> **Dataset items**:

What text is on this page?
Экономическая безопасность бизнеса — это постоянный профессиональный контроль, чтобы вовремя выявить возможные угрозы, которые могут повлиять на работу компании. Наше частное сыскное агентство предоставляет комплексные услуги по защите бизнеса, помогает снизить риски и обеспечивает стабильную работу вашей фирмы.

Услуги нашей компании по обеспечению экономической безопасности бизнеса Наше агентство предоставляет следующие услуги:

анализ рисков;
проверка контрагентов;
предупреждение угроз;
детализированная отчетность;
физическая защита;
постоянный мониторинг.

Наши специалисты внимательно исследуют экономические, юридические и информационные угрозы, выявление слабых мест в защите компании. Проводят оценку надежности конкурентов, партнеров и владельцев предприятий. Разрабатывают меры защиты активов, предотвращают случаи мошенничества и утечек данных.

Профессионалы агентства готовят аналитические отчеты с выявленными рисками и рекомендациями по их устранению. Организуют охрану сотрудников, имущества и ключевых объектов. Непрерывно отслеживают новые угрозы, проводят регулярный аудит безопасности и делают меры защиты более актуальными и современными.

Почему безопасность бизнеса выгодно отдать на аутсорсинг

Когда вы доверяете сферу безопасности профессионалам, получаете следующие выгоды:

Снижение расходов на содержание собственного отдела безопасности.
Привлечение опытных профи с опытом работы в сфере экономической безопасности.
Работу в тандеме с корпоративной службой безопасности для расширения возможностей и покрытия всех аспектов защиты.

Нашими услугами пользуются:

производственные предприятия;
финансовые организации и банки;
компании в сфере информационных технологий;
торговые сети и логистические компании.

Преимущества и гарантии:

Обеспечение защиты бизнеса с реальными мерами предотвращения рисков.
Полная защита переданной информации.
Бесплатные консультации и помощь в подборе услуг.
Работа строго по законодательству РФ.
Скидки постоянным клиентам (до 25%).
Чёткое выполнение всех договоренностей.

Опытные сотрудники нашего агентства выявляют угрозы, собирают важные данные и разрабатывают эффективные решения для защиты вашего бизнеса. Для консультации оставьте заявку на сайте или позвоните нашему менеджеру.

> **WHAT THE TASK ASKS**: Please set down each line of the records exactly as given.

> **FINAL RESULT**:
What text is on this page?
Экономическая безопасность бизнеса — это постоянный профессиональный контроль, чтобы вовремя выявить возможные угрозы, которые могут повлиять на работу компании. Наше частное сыскное агентство предоставляет комплексные услуги по защите бизнеса, помогает снизить риски и обеспечивает стабильную работу вашей фирмы.

Услуги нашей компании по обеспечению экономической безопасности бизнеса Наше агентство предоставляет следующие услуги:

анализ рисков;
проверка контрагентов;
предупреждение угроз;
детализированная отчетность;
физическая защита;
постоянный мониторинг.

Наши специалисты внимательно исследуют экономические, юридические и информационные угрозы, выявление слабых мест в защите компании. Проводят оценку надежности конкурентов, партнеров и владельцев предприятий. Разрабатывают меры защиты активов, предотвращают случаи мошенничества и утечек данных.

Профессионалы агентства готовят аналитические отчеты с выявленными рисками и рекомендациями по их устранению. Организуют охрану сотрудников, имущества и ключевых объектов. Непрерывно отслеживают новые угрозы, проводят регулярный аудит безопасности и делают меры защиты более актуальными и современными.

Почему безопасность бизнеса выгодно отдать на аутсорсинг

Когда вы доверяете сферу безопасности профессионалам, получаете следующие выгоды:

Снижение расходов на содержание собственного отдела безопасности.
Привлечение опытных профи с опытом работы в сфере экономической безопасности.
Работу в тандеме с корпоративной службой безопасности для расширения возможностей и покрытия всех аспектов защиты.

Нашими услугами пользуются:

производственные предприятия;
финансовые организации и банки;
компании в сфере информационных технологий;
торговые сети и логистические компании.

Преимущества и гарантии:

Обеспечение защиты бизнеса с реальными мерами предотвращения рисков.
Полная защита переданной информации.
Бесплатные консультации и помощь в подборе услуг.
Работа строго по законодательству РФ.
Скидки постоянным клиентам (до 25%).
Чёткое выполнение всех договоренностей.

Опытные сотрудники нашего агентства выявляют угрозы, собирают важные данные и разрабатывают эффективные решения для защиты вашего бизнеса. Для консультации оставьте заявку на сайте или позвоните нашему менеджеру.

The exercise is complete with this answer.